### Supplied passage:
• • • • •

Review in the New London Day



John Ruddy of the New London Day has given me a very positive review. He could have mentioned that "Homegrown Terror" is similar or nearly identical to the term the people of the time used, "parricide," in order to show that I wasn't just pulling that concept from a hat. But otherwise this is a perfect reading of my book, with a complete understanding of what I was trying to do. The article was later picked up by Stars and Stripes and a couple other sites.

Literary Lion in Connecticut


From Nutmeg Chatter:

It is fair to say there’s a true love affair between Professor Eric D. Lehman and the nutmeg state. When he arrived from Pennsylvania two decades ago, Lehman began to hike and discovered Connecticut’s little hills, rivers and forests. He soon fell in love with the museums and the wine trail and most importantly, fell in love with and married his wife, poet and professor Amy Nawrocki. His literary work celebrates our state like no other author, taking on the topics from Tom Thumb to The History of Bridgeport to A History of Connecticut Wine and so much more.  In his recent work, Lehman takes on the legacy of our nation’s most notorious traitor, Benedict Arnold, in Homegrown Terror: Benedict Arnold and the Burning of New London.

• • • • •

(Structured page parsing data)
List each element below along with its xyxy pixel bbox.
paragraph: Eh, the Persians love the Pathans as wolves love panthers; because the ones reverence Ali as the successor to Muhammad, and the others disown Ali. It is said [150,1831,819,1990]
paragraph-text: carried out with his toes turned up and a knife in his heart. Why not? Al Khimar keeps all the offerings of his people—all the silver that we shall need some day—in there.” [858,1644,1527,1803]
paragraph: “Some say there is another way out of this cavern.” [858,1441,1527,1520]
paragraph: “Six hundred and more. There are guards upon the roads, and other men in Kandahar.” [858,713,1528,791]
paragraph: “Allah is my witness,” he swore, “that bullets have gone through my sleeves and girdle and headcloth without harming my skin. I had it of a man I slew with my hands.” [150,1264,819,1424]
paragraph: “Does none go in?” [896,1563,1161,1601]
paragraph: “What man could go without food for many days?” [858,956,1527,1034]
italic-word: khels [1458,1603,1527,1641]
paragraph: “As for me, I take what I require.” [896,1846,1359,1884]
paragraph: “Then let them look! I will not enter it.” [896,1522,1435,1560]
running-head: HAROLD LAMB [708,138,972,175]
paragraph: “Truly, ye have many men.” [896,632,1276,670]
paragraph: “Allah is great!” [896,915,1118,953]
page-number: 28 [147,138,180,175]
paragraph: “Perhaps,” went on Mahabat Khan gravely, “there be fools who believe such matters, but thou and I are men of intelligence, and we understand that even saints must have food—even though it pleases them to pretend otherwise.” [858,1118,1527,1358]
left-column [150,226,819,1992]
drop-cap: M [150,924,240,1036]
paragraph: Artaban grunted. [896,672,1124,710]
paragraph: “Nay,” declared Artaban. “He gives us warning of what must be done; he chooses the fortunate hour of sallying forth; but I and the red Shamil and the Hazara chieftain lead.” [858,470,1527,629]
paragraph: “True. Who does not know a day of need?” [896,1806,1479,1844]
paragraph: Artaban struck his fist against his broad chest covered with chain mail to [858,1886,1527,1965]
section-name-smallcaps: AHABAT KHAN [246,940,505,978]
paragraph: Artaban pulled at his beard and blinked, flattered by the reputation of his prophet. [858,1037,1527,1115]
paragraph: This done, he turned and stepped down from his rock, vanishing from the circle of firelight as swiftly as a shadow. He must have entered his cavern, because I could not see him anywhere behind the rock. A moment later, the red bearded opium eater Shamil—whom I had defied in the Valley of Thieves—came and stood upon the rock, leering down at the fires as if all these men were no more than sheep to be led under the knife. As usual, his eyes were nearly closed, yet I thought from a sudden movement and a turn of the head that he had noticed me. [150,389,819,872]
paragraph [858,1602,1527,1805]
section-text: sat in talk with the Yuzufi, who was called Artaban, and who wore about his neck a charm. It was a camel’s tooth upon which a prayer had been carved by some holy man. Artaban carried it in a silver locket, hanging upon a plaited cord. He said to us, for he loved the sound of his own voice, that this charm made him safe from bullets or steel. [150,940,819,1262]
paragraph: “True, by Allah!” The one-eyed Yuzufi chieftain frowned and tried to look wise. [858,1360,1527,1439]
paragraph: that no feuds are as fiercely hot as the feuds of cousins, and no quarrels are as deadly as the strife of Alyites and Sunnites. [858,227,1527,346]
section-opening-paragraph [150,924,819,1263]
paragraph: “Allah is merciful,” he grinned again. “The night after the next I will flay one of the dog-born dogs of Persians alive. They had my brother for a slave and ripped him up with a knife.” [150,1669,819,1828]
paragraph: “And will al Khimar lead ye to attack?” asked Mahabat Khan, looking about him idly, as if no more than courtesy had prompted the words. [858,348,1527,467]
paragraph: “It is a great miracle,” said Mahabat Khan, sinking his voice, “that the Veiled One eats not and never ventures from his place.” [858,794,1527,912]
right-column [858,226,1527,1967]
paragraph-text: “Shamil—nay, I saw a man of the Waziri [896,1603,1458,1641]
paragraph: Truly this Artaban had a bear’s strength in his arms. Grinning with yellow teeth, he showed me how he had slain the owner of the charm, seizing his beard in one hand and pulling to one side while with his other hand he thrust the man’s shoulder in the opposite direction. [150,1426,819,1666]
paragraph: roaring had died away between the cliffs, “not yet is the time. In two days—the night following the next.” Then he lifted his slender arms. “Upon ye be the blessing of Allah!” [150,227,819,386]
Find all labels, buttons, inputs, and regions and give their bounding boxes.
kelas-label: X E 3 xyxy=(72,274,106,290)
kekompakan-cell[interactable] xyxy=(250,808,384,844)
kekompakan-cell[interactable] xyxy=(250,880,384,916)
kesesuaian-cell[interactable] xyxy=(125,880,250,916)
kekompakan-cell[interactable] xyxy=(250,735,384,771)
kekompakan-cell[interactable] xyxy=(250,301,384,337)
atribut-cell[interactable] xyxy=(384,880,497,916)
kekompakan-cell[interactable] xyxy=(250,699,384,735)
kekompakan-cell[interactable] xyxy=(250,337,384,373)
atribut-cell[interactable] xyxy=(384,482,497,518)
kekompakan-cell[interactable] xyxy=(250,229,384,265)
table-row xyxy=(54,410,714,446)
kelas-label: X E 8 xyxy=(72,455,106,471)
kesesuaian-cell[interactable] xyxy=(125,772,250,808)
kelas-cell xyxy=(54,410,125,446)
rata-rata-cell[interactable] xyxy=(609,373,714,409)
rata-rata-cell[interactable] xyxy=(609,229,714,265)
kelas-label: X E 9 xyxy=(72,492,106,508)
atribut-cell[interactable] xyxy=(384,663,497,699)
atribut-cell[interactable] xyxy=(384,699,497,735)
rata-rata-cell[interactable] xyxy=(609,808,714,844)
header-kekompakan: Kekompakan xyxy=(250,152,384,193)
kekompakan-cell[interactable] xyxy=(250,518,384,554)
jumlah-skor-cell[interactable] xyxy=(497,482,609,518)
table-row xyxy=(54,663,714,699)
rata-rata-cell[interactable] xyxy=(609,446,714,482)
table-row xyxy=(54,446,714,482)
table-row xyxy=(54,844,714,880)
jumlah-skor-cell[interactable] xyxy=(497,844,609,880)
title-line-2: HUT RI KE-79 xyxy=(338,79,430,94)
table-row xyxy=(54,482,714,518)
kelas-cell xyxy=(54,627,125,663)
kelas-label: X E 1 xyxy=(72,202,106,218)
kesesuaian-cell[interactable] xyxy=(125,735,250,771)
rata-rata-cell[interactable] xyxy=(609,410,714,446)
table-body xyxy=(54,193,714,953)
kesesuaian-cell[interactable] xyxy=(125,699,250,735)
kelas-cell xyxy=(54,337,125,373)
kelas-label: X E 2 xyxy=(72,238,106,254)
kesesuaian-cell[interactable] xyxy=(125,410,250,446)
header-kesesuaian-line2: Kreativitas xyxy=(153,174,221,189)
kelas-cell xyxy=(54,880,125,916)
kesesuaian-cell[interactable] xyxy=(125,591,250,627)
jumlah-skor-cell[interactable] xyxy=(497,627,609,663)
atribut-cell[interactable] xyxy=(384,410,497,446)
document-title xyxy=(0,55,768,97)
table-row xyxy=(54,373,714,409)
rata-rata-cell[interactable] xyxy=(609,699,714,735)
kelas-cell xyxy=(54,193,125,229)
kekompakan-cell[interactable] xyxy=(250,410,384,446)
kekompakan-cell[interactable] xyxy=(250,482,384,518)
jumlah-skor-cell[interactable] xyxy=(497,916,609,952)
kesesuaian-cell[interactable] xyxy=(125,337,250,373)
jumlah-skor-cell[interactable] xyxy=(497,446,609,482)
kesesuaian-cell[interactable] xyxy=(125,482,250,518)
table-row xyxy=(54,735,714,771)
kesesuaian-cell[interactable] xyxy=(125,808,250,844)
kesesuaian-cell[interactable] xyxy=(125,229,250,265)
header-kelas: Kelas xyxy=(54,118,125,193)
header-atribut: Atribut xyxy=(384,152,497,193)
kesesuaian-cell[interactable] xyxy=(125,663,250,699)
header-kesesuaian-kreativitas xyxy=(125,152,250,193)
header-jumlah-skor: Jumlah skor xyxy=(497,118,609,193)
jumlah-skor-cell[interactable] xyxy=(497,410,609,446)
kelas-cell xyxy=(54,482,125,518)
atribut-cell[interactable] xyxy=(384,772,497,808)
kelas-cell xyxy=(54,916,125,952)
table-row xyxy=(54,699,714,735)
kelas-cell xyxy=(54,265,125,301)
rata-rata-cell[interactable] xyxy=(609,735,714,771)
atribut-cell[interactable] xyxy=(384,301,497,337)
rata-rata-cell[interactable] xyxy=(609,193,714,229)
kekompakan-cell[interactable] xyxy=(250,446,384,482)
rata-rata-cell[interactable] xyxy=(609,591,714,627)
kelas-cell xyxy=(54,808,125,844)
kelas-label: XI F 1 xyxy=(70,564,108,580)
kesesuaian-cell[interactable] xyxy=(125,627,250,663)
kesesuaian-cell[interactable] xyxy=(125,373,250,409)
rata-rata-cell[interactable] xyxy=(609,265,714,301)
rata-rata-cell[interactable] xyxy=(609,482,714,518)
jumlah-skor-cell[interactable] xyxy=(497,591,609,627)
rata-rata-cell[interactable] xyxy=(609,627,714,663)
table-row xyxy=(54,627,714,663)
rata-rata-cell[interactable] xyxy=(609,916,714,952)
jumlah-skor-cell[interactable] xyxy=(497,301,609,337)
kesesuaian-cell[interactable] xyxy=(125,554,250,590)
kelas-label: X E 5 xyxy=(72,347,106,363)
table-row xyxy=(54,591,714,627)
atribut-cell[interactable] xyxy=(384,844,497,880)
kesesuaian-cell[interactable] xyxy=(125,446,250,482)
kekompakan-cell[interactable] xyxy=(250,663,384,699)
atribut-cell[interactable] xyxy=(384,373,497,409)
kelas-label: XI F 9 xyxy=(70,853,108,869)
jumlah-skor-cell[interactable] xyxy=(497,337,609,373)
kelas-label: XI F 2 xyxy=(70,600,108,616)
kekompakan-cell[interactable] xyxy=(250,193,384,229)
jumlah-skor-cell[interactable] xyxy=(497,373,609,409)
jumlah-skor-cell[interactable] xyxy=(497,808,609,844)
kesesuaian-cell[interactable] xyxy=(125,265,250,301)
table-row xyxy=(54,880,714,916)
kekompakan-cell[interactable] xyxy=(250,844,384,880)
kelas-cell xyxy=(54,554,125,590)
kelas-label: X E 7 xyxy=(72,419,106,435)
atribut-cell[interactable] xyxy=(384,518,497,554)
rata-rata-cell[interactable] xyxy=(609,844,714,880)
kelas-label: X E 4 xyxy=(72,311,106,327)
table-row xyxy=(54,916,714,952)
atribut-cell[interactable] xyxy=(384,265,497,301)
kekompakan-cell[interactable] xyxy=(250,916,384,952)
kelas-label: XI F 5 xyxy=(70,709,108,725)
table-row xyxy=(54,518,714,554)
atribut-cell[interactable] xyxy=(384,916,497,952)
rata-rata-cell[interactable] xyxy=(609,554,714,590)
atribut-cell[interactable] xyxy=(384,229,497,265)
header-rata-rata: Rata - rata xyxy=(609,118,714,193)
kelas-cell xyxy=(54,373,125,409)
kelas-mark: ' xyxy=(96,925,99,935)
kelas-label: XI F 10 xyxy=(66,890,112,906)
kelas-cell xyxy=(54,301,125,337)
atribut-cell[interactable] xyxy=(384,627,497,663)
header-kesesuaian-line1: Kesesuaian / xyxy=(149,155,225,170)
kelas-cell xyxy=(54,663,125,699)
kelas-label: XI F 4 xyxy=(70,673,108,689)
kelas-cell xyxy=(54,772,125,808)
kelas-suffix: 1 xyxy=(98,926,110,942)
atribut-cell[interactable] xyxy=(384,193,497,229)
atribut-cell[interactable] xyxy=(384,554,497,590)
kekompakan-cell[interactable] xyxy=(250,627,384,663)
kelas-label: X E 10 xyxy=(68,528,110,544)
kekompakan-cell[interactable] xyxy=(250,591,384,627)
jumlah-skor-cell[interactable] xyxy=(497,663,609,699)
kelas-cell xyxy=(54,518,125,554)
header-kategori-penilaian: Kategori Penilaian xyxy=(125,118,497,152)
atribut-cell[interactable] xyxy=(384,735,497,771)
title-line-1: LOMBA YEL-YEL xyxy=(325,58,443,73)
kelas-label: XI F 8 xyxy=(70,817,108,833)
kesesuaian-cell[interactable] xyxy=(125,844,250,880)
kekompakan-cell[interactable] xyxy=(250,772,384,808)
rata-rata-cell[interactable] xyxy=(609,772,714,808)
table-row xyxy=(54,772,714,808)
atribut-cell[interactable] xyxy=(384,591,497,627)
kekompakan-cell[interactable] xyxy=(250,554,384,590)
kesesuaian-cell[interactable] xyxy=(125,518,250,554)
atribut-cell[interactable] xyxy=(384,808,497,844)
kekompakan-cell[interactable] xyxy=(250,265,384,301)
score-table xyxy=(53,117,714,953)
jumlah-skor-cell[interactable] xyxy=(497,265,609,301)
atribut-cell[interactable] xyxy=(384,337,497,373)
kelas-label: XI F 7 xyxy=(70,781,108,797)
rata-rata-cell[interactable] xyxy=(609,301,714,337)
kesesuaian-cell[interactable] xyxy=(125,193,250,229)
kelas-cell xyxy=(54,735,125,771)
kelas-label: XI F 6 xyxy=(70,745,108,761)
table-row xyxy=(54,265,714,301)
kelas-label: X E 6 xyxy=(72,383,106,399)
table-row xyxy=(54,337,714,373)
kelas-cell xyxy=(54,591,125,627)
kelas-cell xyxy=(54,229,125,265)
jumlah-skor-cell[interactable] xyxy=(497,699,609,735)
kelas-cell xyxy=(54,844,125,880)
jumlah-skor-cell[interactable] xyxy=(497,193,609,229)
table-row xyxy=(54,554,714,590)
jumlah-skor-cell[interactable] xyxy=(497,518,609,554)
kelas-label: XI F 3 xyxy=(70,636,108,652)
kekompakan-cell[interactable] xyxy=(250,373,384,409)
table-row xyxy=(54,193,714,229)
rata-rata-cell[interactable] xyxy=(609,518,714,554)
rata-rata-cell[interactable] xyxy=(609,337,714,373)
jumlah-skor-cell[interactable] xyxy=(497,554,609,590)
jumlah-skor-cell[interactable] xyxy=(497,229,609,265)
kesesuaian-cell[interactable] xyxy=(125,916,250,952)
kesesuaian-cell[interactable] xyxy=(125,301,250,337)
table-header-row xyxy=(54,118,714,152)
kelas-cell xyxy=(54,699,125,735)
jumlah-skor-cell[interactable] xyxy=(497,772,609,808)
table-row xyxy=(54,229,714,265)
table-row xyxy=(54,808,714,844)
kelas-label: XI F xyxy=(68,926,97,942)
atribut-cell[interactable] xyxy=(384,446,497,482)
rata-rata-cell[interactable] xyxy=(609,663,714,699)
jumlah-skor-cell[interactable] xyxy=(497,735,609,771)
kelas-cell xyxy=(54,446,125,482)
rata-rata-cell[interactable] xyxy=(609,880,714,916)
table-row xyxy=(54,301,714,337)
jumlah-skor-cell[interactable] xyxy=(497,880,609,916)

• • • • •

### The problem:
Copy out the full text about the reviews of "Homegrown Terror" word for word, with no changes.

### Task response:
Review in the New London Day



John Ruddy of the New London Day has given me a very positive review. He could have mentioned that "Homegrown Terror" is similar or nearly identical to the term the people of the time used, "parricide," in order to show that I wasn't just pulling that concept from a hat. But otherwise this is a perfect reading of my book, with a complete understanding of what I was trying to do. The article was later picked up by Stars and Stripes and a couple other sites.

Literary Lion in Connecticut


From Nutmeg Chatter:

It is fair to say there’s a true love affair between Professor Eric D. Lehman and the nutmeg state. When he arrived from Pennsylvania two decades ago, Lehman began to hike and discovered Connecticut’s little hills, rivers and forests. He soon fell in love with the museums and the wine trail and most importantly, fell in love with and married his wife, poet and professor Amy Nawrocki. His literary work celebrates our state like no other author, taking on the topics from Tom Thumb to The History of Bridgeport to A History of Connecticut Wine and so much more.  In his recent work, Lehman takes on the legacy of our nation’s most notorious traitor, Benedict Arnold, in Homegrown Terror: Benedict Arnold and the Burning of New London.